Among the entries that follow, tally the lines with the string "Guagusa". Give no more than the number.
--- start Source records ---
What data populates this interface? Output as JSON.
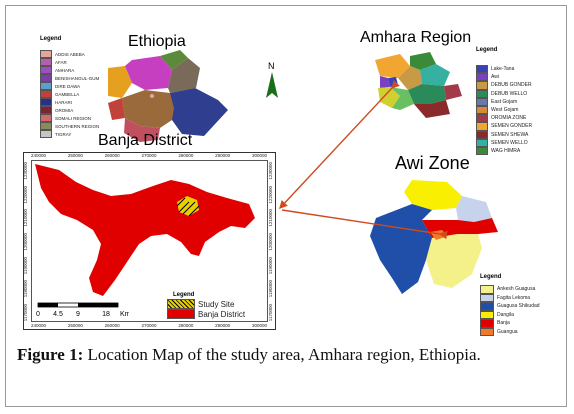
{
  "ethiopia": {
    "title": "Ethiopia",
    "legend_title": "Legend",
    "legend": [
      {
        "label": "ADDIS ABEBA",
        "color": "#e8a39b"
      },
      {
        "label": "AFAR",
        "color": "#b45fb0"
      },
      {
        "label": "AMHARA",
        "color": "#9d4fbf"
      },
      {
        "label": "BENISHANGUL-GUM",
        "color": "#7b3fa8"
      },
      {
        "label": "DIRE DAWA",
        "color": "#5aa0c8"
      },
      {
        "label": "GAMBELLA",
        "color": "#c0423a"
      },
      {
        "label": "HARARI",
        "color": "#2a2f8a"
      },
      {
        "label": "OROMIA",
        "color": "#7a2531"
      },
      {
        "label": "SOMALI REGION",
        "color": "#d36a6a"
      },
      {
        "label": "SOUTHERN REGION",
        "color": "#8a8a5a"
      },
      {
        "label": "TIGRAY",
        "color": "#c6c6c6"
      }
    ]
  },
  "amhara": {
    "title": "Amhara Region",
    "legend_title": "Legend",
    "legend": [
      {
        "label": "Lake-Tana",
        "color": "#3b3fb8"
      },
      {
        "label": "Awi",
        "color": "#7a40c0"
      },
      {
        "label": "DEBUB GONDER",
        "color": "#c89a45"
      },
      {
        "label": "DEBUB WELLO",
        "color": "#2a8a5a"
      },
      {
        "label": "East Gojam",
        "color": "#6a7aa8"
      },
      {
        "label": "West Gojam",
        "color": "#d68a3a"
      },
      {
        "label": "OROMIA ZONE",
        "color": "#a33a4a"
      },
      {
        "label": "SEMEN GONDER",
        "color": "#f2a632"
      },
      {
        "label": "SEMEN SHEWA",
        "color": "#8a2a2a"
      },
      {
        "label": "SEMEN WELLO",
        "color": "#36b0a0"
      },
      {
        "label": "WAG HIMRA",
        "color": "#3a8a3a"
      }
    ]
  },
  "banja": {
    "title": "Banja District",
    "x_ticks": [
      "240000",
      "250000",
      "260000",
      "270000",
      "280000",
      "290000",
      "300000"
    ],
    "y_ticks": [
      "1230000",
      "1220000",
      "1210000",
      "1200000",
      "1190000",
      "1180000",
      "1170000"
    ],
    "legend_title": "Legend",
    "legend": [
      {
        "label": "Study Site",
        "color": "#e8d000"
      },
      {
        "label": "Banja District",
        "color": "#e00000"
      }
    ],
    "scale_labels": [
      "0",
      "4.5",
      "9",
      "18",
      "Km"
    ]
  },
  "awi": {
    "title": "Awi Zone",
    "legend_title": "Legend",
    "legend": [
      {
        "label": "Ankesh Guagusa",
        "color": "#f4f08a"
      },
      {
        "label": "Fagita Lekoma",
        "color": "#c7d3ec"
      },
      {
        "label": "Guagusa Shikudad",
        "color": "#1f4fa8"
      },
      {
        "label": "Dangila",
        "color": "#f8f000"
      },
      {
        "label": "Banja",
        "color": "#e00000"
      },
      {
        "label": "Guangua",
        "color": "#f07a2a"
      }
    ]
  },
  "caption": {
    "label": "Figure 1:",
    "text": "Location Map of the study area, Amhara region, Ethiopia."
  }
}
--- end Source records ---
- Result -
2